*Aim of the exercise*: Repeat the listing that follows, character for character, minus the pictures.
#### Data excerpts ####
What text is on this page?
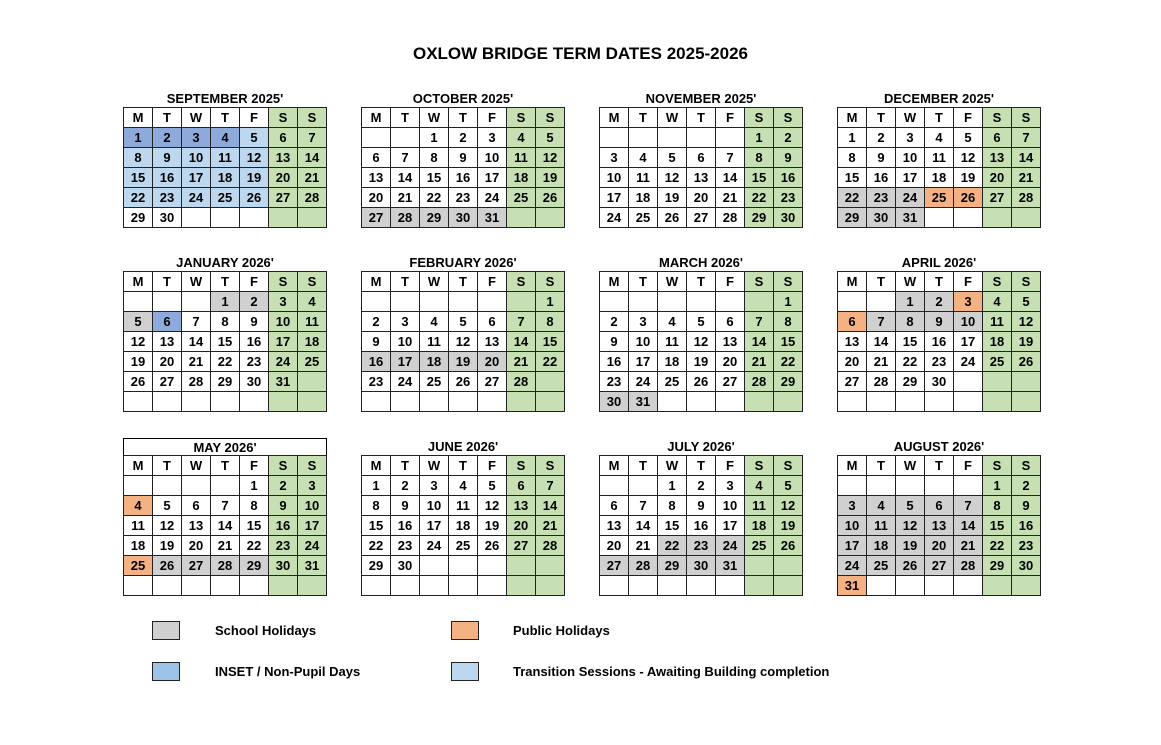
OXLOW BRIDGE TERM DATES 2025-2026
SEPTEMBER 2025'
M	T	W	T	F	S	S
1	2	3	4	5	6	7
8	9	10	11	12	13	14
15	16	17	18	19	20	21
22	23	24	25	26	27	28
29	30					
OCTOBER 2025'
M	T	W	T	F	S	S
		1	2	3	4	5
6	7	8	9	10	11	12
13	14	15	16	17	18	19
20	21	22	23	24	25	26
27	28	29	30	31		
NOVEMBER 2025'
M	T	W	T	F	S	S
					1	2
3	4	5	6	7	8	9
10	11	12	13	14	15	16
17	18	19	20	21	22	23
24	25	26	27	28	29	30
DECEMBER 2025'
M	T	W	T	F	S	S
1	2	3	4	5	6	7
8	9	10	11	12	13	14
15	16	17	18	19	20	21
22	23	24	25	26	27	28
29	30	31				
JANUARY 2026'
M	T	W	T	F	S	S
			1	2	3	4
5	6	7	8	9	10	11
12	13	14	15	16	17	18
19	20	21	22	23	24	25
26	27	28	29	30	31	

FEBRUARY 2026'
M	T	W	T	F	S	S
						1
2	3	4	5	6	7	8
9	10	11	12	13	14	15
16	17	18	19	20	21	22
23	24	25	26	27	28	

MARCH 2026'
M	T	W	T	F	S	S
						1
2	3	4	5	6	7	8
9	10	11	12	13	14	15
16	17	18	19	20	21	22
23	24	25	26	27	28	29
30	31					
APRIL 2026'
M	T	W	T	F	S	S
		1	2	3	4	5
6	7	8	9	10	11	12
13	14	15	16	17	18	19
20	21	22	23	24	25	26
27	28	29	30			

MAY 2026'
M	T	W	T	F	S	S
				1	2	3
4	5	6	7	8	9	10
11	12	13	14	15	16	17
18	19	20	21	22	23	24
25	26	27	28	29	30	31

JUNE 2026'
M	T	W	T	F	S	S
1	2	3	4	5	6	7
8	9	10	11	12	13	14
15	16	17	18	19	20	21
22	23	24	25	26	27	28
29	30					

JULY 2026'
M	T	W	T	F	S	S
		1	2	3	4	5
6	7	8	9	10	11	12
13	14	15	16	17	18	19
20	21	22	23	24	25	26
27	28	29	30	31		

AUGUST 2026'
M	T	W	T	F	S	S
					1	2
3	4	5	6	7	8	9
10	11	12	13	14	15	16
17	18	19	20	21	22	23
24	25	26	27	28	29	30
31						
School Holidays	Public Holidays
INSET / Non-Pupil Days	Transition Sessions - Awaiting Building completion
####
*Exercise result*:
What text is on this page?
OXLOW BRIDGE TERM DATES 2025-2026
SEPTEMBER 2025'
M	T	W	T	F	S	S
1	2	3	4	5	6	7
8	9	10	11	12	13	14
15	16	17	18	19	20	21
22	23	24	25	26	27	28
29	30					
OCTOBER 2025'
M	T	W	T	F	S	S
		1	2	3	4	5
6	7	8	9	10	11	12
13	14	15	16	17	18	19
20	21	22	23	24	25	26
27	28	29	30	31		
NOVEMBER 2025'
M	T	W	T	F	S	S
					1	2
3	4	5	6	7	8	9
10	11	12	13	14	15	16
17	18	19	20	21	22	23
24	25	26	27	28	29	30
DECEMBER 2025'
M	T	W	T	F	S	S
1	2	3	4	5	6	7
8	9	10	11	12	13	14
15	16	17	18	19	20	21
22	23	24	25	26	27	28
29	30	31				
JANUARY 2026'
M	T	W	T	F	S	S
			1	2	3	4
5	6	7	8	9	10	11
12	13	14	15	16	17	18
19	20	21	22	23	24	25
26	27	28	29	30	31	

FEBRUARY 2026'
M	T	W	T	F	S	S
						1
2	3	4	5	6	7	8
9	10	11	12	13	14	15
16	17	18	19	20	21	22
23	24	25	26	27	28	

MARCH 2026'
M	T	W	T	F	S	S
						1
2	3	4	5	6	7	8
9	10	11	12	13	14	15
16	17	18	19	20	21	22
23	24	25	26	27	28	29
30	31					
APRIL 2026'
M	T	W	T	F	S	S
		1	2	3	4	5
6	7	8	9	10	11	12
13	14	15	16	17	18	19
20	21	22	23	24	25	26
27	28	29	30			

MAY 2026'
M	T	W	T	F	S	S
				1	2	3
4	5	6	7	8	9	10
11	12	13	14	15	16	17
18	19	20	21	22	23	24
25	26	27	28	29	30	31

JUNE 2026'
M	T	W	T	F	S	S
1	2	3	4	5	6	7
8	9	10	11	12	13	14
15	16	17	18	19	20	21
22	23	24	25	26	27	28
29	30					

JULY 2026'
M	T	W	T	F	S	S
		1	2	3	4	5
6	7	8	9	10	11	12
13	14	15	16	17	18	19
20	21	22	23	24	25	26
27	28	29	30	31		

AUGUST 2026'
M	T	W	T	F	S	S
					1	2
3	4	5	6	7	8	9
10	11	12	13	14	15	16
17	18	19	20	21	22	23
24	25	26	27	28	29	30
31						
School Holidays	Public Holidays
INSET / Non-Pupil Days	Transition Sessions - Awaiting Building completion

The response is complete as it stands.